**Exercise task**
Repeat every record below exactly, but leave out any pictures.

Collected data entries:

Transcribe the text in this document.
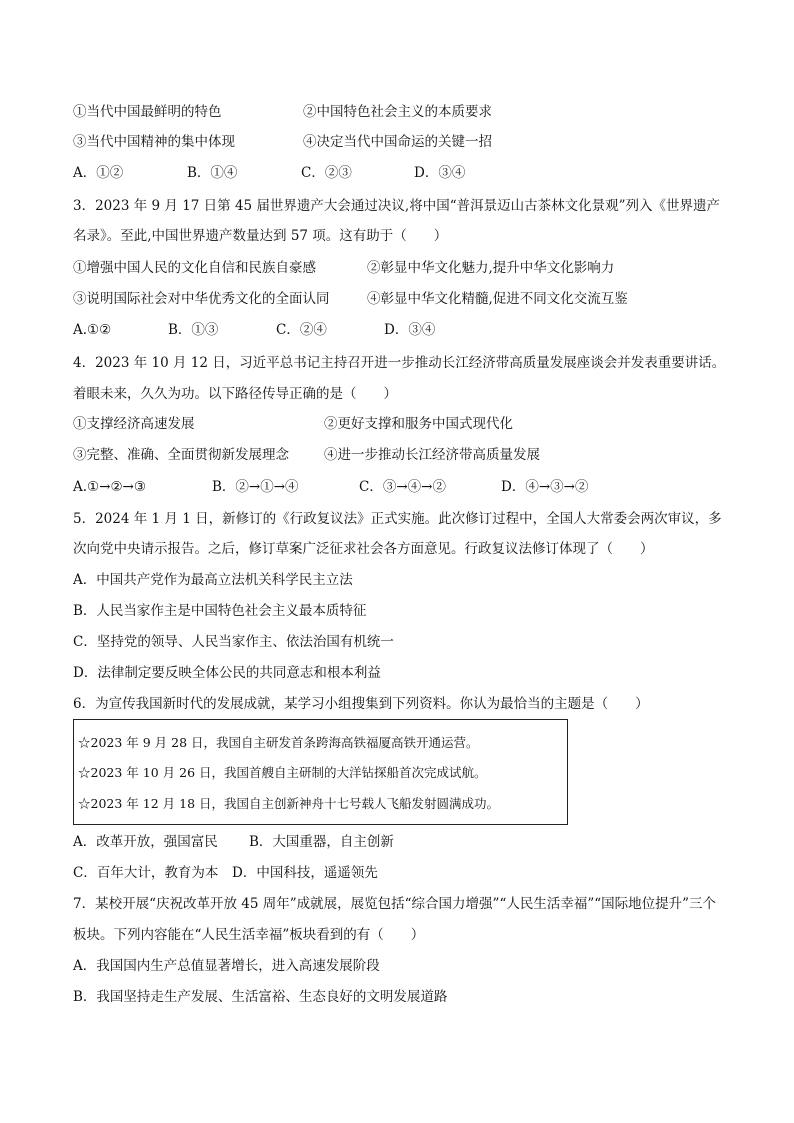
①当代中国最鲜明的特色	②中国特色社会主义的本质要求
③当代中国精神的集中体现	④决定当代中国命运的关键一招
A．①②	B．①④	C．②③	D．③④
3．2023 年 9 月 17 日第 45 届世界遗产大会通过决议,将中国“普洱景迈山古茶林文化景观”列入《世界遗产
名录》。至此,中国世界遗产数量达到 57 项。这有助于（　　）
①增强中国人民的文化自信和民族自豪感	②彰显中华文化魅力,提升中华文化影响力
③说明国际社会对中华优秀文化的全面认同	④彰显中华文化精髓,促进不同文化交流互鉴
A.①②	B．①③	C．②④	D．③④
4．2023 年 10 月 12 日，习近平总书记主持召开进一步推动长江经济带高质量发展座谈会并发表重要讲话。
着眼未来，久久为功。以下路径传导正确的是（　　）
①支撑经济高速发展	②更好支撑和服务中国式现代化
③完整、准确、全面贯彻新发展理念	④进一步推动长江经济带高质量发展
A.①→②→③	B．②→①→④	C．③→④→②	D．④→③→②
5．2024 年 1 月 1 日，新修订的《行政复议法》正式实施。此次修订过程中，全国人大常委会两次审议，多
次向党中央请示报告。之后，修订草案广泛征求社会各方面意见。行政复议法修订体现了（　　）
A．中国共产党作为最高立法机关科学民主立法
B．人民当家作主是中国特色社会主义最本质特征
C．坚持党的领导、人民当家作主、依法治国有机统一
D．法律制定要反映全体公民的共同意志和根本利益
6．为宣传我国新时代的发展成就，某学习小组搜集到下列资料。你认为最恰当的主题是（　　）
☆2023 年 9 月 28 日，我国自主研发首条跨海高铁福厦高铁开通运营。
☆2023 年 10 月 26 日，我国首艘自主研制的大洋钻探船首次完成试航。
☆2023 年 12 月 18 日，我国自主创新神舟十七号载人飞船发射圆满成功。
A．改革开放，强国富民 B．大国重器，自主创新
C．百年大计，教育为本 D．中国科技，遥遥领先
7．某校开展“庆祝改革开放 45 周年”成就展，展览包括“综合国力增强”“人民生活幸福”“国际地位提升”三个
板块。下列内容能在“人民生活幸福”板块看到的有（　　）
A．我国国内生产总值显著增长，进入高速发展阶段
B．我国坚持走生产发展、生活富裕、生态良好的文明发展道路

**Answer for the task**
Transcribe the text in this document.
①当代中国最鲜明的特色	②中国特色社会主义的本质要求
③当代中国精神的集中体现	④决定当代中国命运的关键一招
A．①②	B．①④	C．②③	D．③④
3．2023 年 9 月 17 日第 45 届世界遗产大会通过决议,将中国“普洱景迈山古茶林文化景观”列入《世界遗产
名录》。至此,中国世界遗产数量达到 57 项。这有助于（　　）
①增强中国人民的文化自信和民族自豪感	②彰显中华文化魅力,提升中华文化影响力
③说明国际社会对中华优秀文化的全面认同	④彰显中华文化精髓,促进不同文化交流互鉴
A.①②	B．①③	C．②④	D．③④
4．2023 年 10 月 12 日，习近平总书记主持召开进一步推动长江经济带高质量发展座谈会并发表重要讲话。
着眼未来，久久为功。以下路径传导正确的是（　　）
①支撑经济高速发展	②更好支撑和服务中国式现代化
③完整、准确、全面贯彻新发展理念	④进一步推动长江经济带高质量发展
A.①→②→③	B．②→①→④	C．③→④→②	D．④→③→②
5．2024 年 1 月 1 日，新修订的《行政复议法》正式实施。此次修订过程中，全国人大常委会两次审议，多
次向党中央请示报告。之后，修订草案广泛征求社会各方面意见。行政复议法修订体现了（　　）
A．中国共产党作为最高立法机关科学民主立法
B．人民当家作主是中国特色社会主义最本质特征
C．坚持党的领导、人民当家作主、依法治国有机统一
D．法律制定要反映全体公民的共同意志和根本利益
6．为宣传我国新时代的发展成就，某学习小组搜集到下列资料。你认为最恰当的主题是（　　）
☆2023 年 9 月 28 日，我国自主研发首条跨海高铁福厦高铁开通运营。
☆2023 年 10 月 26 日，我国首艘自主研制的大洋钻探船首次完成试航。
☆2023 年 12 月 18 日，我国自主创新神舟十七号载人飞船发射圆满成功。
A．改革开放，强国富民 B．大国重器，自主创新
C．百年大计，教育为本 D．中国科技，遥遥领先
7．某校开展“庆祝改革开放 45 周年”成就展，展览包括“综合国力增强”“人民生活幸福”“国际地位提升”三个
板块。下列内容能在“人民生活幸福”板块看到的有（　　）
A．我国国内生产总值显著增长，进入高速发展阶段
B．我国坚持走生产发展、生活富裕、生态良好的文明发展道路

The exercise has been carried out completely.